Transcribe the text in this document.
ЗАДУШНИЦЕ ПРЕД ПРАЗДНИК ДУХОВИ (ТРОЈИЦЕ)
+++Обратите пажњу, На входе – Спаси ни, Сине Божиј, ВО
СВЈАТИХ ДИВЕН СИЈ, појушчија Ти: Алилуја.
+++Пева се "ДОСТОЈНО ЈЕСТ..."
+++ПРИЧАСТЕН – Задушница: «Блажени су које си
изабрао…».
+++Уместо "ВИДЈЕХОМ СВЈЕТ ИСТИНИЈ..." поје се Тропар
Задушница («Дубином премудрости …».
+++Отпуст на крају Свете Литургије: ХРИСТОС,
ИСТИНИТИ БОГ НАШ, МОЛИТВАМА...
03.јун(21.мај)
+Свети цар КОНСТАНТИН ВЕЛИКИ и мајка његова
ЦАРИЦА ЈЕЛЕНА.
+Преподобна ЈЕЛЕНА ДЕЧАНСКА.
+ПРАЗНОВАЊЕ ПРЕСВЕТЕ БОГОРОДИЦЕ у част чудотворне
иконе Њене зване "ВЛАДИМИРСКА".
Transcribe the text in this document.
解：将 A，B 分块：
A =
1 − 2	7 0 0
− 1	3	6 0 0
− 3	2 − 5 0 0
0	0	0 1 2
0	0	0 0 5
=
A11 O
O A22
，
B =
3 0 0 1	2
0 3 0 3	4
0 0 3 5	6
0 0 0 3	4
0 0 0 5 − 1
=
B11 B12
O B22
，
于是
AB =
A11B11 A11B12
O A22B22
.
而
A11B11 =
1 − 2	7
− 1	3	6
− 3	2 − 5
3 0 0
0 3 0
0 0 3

____

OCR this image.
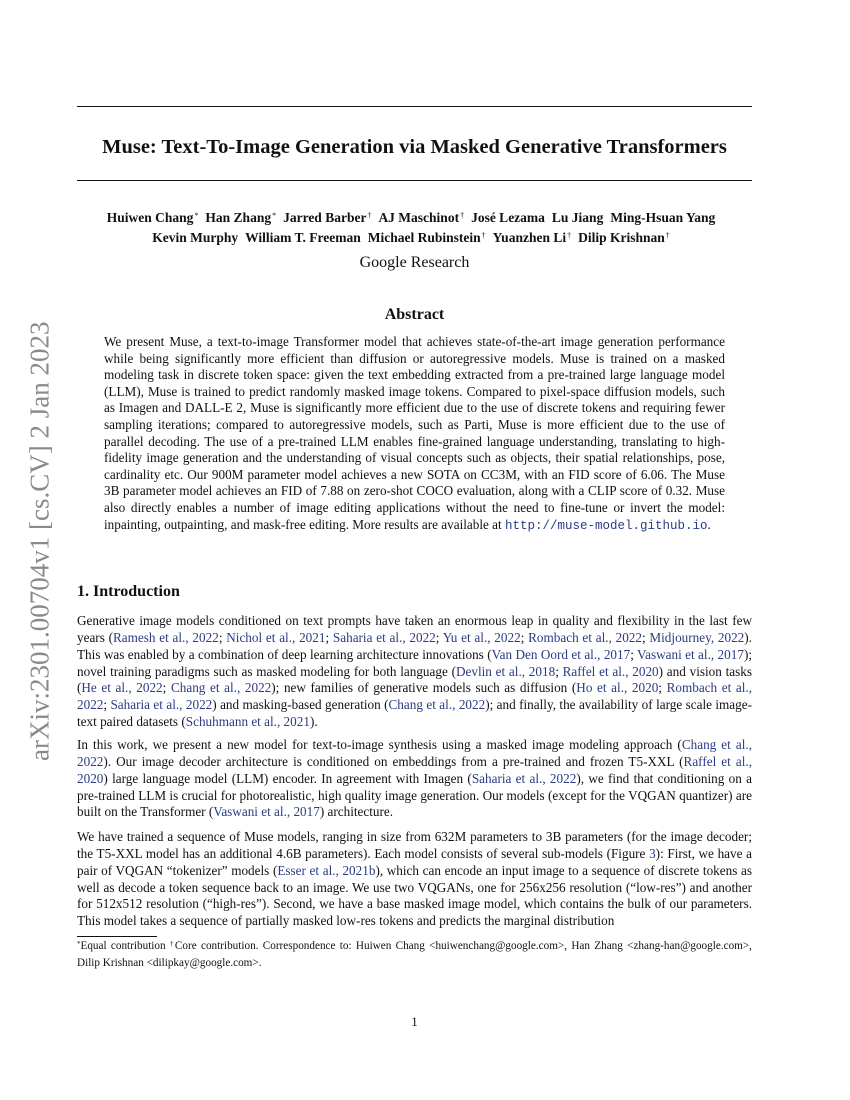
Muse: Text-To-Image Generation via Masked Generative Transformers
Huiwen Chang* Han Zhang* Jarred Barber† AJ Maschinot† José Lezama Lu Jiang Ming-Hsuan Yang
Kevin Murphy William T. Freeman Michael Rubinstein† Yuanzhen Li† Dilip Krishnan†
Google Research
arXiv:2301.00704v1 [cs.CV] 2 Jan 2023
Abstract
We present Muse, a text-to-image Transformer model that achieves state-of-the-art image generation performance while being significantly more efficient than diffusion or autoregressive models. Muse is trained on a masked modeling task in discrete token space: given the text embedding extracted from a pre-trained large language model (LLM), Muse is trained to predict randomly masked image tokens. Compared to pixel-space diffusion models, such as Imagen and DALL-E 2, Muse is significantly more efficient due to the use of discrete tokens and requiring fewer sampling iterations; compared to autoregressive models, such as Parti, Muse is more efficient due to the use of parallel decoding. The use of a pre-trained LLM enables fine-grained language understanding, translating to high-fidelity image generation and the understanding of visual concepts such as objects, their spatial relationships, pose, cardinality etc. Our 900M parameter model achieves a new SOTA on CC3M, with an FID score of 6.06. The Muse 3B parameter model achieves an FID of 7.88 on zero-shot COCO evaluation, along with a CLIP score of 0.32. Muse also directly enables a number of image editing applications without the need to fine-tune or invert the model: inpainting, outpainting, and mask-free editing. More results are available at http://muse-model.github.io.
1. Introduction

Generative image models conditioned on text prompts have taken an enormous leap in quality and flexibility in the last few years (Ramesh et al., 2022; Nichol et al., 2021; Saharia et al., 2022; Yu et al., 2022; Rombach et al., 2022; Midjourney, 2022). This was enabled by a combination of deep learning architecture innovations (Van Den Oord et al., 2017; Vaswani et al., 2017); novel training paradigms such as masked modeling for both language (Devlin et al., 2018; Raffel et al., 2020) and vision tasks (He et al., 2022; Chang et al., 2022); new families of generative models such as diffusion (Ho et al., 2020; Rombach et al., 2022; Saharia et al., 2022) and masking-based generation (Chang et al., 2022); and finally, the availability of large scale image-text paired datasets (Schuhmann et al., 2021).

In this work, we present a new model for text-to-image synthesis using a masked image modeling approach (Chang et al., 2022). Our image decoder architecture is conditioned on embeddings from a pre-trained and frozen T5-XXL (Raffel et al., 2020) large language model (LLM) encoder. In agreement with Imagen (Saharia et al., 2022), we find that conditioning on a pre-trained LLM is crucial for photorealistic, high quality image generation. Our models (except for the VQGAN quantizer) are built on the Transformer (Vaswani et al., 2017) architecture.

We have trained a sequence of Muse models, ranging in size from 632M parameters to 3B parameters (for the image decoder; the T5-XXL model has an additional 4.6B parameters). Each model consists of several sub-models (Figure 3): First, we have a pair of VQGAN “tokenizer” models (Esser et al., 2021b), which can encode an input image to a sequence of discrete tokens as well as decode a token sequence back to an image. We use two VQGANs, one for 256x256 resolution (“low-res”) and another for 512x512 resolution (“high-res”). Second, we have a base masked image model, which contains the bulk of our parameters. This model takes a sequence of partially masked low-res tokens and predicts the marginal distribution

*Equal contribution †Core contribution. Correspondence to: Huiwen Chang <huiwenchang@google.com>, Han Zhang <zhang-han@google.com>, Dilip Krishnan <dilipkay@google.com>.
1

____

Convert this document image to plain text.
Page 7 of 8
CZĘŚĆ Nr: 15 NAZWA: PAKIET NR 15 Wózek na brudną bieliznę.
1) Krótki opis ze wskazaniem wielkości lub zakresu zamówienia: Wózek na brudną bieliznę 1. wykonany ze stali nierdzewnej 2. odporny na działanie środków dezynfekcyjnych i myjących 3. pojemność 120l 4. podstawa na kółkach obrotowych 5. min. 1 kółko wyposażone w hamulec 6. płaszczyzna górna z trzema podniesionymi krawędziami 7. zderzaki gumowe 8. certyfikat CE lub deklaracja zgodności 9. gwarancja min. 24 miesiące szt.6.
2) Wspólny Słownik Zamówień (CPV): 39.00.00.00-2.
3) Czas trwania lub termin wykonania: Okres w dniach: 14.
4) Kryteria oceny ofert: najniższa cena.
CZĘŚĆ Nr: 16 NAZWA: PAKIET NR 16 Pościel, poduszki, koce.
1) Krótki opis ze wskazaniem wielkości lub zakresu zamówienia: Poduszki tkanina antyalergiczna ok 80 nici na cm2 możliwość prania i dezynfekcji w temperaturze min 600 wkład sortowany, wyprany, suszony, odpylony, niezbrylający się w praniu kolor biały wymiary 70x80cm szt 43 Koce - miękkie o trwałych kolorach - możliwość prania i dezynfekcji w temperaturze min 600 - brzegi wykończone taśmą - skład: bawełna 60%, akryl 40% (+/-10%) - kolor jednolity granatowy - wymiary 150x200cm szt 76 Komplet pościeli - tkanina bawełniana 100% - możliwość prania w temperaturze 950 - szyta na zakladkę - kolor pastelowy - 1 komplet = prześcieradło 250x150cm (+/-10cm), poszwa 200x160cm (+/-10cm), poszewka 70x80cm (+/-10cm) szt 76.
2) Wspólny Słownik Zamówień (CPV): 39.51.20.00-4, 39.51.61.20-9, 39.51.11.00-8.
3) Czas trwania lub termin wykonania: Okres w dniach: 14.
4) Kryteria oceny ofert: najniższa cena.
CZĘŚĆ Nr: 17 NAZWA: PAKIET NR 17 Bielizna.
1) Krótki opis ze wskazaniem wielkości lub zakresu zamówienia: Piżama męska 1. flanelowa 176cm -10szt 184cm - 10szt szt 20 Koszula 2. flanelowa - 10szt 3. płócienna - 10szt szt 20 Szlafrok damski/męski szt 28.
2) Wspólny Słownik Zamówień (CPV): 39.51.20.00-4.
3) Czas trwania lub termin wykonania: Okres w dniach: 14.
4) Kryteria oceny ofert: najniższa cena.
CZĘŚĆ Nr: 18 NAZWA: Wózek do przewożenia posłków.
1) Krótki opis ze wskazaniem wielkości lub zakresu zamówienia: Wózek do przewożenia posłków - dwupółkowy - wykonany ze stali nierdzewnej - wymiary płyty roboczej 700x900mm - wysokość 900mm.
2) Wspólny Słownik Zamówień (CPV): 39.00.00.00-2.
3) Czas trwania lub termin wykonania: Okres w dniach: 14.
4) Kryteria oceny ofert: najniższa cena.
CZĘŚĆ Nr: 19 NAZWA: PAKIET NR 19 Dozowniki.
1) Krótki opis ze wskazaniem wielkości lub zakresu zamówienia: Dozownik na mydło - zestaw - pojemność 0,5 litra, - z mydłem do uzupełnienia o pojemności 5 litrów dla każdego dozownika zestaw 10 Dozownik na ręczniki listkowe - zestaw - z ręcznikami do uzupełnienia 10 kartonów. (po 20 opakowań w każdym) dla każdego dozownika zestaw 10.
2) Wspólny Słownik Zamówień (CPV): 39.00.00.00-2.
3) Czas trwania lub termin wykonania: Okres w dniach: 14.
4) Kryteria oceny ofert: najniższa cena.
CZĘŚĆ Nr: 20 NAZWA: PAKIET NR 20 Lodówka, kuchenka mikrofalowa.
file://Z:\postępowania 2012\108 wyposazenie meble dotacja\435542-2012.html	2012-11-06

____

In how many lines of the data does the string "Generative" appear? Give only the number.

2